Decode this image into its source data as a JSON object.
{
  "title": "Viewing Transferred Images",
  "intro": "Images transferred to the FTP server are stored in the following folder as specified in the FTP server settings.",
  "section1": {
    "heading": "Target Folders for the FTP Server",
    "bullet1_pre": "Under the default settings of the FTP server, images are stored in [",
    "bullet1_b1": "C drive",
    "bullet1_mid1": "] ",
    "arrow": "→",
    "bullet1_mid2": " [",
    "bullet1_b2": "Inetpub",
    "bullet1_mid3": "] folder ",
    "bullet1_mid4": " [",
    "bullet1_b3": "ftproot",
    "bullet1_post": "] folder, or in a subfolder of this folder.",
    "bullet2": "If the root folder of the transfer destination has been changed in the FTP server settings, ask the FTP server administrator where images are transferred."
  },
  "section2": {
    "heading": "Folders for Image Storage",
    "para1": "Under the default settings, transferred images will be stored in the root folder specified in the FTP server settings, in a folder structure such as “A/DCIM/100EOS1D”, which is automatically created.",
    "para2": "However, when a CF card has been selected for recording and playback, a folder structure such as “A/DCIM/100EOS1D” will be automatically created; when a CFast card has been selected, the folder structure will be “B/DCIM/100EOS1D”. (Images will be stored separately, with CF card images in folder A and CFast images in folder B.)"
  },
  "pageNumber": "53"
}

..........

▶ The problem: Out of the material above, gather each line where "Under" appears.

▶ Written answer:
    "bullet1_pre": "Under the default settings of the FTP server, images are stored in [",
    "para1": "Under the default settings, transferred images will be stored in the root folder specified in the FTP server settings, in a folder structure such as “A/DCIM/100EOS1D”, which is automatically created.",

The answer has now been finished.